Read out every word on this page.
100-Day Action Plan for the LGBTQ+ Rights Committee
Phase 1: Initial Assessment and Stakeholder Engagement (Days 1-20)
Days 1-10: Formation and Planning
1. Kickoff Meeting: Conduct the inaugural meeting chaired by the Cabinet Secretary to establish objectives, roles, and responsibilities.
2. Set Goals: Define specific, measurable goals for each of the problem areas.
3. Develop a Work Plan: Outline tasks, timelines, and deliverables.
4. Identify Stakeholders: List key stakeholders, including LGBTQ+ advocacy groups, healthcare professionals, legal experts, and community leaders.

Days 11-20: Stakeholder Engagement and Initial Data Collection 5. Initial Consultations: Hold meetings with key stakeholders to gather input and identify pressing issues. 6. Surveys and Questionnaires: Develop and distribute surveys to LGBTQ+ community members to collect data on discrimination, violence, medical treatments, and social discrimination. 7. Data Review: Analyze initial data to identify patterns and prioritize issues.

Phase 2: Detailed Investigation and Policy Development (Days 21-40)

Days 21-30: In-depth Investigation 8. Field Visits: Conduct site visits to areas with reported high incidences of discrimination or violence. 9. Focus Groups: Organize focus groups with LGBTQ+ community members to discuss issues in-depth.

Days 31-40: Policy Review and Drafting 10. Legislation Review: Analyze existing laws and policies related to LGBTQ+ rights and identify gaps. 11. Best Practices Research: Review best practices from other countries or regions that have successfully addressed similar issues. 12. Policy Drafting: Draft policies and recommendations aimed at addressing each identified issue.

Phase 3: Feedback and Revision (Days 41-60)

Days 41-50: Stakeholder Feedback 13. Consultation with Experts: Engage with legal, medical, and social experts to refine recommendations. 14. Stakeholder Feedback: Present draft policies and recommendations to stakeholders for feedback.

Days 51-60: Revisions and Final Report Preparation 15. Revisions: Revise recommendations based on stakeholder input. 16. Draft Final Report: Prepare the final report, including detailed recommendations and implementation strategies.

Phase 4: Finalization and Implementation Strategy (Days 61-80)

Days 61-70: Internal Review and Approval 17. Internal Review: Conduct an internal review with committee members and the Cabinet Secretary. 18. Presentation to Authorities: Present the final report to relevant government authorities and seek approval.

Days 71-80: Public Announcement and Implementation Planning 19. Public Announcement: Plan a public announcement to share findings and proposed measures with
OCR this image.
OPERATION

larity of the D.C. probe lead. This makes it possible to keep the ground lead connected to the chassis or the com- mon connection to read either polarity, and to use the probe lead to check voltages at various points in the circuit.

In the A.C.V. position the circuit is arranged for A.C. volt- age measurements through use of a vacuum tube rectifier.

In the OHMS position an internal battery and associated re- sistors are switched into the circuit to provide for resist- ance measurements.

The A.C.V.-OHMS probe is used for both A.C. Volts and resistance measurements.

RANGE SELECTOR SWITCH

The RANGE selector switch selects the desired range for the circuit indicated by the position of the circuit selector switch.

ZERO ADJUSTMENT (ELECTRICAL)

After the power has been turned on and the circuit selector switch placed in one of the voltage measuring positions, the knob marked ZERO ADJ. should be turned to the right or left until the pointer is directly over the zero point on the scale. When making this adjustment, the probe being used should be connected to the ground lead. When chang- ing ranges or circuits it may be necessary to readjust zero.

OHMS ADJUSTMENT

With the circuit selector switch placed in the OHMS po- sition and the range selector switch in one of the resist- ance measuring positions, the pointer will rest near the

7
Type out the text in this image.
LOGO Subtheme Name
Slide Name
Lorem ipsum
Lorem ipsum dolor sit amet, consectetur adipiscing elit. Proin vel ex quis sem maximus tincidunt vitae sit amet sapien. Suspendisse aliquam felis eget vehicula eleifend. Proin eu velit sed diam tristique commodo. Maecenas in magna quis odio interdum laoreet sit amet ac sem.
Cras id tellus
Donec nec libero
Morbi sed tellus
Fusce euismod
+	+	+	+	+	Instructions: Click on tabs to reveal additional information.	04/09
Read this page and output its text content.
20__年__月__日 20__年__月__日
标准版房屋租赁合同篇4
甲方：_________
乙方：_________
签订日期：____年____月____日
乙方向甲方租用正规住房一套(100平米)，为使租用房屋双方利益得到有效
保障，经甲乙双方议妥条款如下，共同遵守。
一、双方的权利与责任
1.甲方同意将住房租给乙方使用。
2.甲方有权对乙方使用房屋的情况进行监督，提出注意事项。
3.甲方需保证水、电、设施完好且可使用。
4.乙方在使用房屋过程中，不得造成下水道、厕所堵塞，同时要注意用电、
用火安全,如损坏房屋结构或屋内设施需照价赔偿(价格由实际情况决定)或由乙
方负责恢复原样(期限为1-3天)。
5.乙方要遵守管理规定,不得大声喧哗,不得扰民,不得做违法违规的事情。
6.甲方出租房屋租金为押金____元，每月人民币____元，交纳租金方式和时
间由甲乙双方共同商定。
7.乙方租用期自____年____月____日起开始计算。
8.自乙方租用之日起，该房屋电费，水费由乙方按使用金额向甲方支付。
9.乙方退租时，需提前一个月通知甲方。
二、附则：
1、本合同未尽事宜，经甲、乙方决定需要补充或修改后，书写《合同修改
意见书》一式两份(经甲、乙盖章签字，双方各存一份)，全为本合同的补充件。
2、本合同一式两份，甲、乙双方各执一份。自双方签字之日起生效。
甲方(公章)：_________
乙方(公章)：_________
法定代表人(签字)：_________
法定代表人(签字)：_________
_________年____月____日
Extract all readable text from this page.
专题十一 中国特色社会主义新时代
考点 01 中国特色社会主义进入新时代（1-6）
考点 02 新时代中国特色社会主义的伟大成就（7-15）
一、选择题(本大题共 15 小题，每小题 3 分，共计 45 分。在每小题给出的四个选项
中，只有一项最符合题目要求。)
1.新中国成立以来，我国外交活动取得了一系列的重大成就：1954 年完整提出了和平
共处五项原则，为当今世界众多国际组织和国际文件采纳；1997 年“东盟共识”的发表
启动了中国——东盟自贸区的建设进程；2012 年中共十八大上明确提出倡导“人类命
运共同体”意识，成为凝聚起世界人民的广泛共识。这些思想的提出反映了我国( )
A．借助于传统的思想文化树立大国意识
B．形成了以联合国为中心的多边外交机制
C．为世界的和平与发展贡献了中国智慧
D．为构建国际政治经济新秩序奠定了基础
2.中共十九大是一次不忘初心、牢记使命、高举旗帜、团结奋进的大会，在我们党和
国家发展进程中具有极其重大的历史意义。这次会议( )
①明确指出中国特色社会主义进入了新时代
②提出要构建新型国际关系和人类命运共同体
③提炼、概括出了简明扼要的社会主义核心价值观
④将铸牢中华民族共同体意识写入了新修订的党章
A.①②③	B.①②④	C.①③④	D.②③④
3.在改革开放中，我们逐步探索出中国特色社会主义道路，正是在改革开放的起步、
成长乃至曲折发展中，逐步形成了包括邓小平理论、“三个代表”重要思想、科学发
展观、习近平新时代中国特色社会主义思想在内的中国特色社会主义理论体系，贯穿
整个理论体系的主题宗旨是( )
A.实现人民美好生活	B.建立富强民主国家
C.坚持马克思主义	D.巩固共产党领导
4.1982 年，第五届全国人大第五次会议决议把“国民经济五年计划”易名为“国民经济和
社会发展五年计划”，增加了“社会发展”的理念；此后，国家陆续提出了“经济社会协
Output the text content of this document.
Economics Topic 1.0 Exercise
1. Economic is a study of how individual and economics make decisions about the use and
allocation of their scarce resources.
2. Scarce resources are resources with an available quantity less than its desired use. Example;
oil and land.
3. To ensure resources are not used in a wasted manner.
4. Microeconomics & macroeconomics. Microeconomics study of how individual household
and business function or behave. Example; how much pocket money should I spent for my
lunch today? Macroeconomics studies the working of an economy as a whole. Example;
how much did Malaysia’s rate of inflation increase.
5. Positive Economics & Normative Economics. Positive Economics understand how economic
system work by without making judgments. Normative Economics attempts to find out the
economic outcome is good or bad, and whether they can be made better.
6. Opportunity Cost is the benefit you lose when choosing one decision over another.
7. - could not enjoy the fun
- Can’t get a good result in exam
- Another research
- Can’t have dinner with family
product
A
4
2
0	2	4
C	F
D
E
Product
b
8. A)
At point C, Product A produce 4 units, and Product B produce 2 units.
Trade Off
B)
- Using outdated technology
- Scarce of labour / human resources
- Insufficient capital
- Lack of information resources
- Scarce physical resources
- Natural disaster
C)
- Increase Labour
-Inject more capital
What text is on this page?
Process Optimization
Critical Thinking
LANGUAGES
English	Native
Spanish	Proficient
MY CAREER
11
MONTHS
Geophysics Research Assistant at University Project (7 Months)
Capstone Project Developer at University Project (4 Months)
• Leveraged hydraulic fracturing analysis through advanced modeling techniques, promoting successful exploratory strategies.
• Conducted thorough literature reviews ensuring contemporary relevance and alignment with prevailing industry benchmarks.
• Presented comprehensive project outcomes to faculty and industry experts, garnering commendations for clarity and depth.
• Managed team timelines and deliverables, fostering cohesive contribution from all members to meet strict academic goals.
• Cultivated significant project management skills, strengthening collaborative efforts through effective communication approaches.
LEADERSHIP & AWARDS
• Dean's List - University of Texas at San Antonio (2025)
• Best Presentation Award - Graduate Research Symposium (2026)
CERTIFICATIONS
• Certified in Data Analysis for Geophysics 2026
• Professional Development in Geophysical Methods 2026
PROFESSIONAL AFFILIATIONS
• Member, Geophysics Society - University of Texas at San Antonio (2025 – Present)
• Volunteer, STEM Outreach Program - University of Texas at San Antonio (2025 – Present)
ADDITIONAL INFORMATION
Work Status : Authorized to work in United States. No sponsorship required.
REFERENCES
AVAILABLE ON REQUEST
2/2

-*-*-

Request.
List the lines of the entries that include "text".

Correct response.
Type out the text in this image.
Read this page and output its text content.
Extract all readable text from this page.
Output the text content of this document.
What text is on this page?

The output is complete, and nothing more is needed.